Extract all lines from the data beneath that include the word "halfwidth".

--- start Records ---

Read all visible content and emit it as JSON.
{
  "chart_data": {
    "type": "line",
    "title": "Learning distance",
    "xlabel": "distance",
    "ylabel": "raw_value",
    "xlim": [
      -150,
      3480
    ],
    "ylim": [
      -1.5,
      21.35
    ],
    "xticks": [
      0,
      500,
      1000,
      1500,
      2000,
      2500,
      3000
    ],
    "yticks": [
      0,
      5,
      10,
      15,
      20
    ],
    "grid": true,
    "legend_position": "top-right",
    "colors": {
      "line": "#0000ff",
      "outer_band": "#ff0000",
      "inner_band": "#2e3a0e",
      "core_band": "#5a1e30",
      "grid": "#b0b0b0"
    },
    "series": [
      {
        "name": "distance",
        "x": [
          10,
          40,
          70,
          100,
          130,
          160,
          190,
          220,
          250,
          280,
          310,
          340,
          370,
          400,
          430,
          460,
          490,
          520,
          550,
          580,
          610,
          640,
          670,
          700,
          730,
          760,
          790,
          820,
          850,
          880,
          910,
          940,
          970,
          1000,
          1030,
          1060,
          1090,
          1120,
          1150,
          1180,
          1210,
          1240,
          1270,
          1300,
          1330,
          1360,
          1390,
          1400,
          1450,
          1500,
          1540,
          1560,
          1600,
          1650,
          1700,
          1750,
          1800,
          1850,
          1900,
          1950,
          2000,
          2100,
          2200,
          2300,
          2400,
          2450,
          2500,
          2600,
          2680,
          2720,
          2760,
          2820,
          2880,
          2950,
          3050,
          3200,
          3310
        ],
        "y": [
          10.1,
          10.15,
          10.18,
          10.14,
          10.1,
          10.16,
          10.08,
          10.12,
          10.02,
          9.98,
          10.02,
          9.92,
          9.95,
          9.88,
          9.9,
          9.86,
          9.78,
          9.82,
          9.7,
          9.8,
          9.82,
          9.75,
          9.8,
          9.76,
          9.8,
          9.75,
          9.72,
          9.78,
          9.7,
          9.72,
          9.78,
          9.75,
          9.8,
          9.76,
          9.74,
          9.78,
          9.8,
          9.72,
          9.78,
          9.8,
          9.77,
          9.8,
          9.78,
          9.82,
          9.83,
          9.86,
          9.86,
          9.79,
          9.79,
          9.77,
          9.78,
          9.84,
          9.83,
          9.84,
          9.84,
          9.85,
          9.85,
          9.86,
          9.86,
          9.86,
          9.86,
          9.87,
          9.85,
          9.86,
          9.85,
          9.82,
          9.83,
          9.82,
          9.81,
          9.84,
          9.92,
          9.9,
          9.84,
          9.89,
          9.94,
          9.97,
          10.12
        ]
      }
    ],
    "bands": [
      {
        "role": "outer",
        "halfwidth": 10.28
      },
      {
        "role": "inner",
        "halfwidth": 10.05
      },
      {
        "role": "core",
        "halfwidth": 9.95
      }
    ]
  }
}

--- end Records ---

• Exercise output:
        "halfwidth": 10.28
        "halfwidth": 10.05
        "halfwidth": 9.95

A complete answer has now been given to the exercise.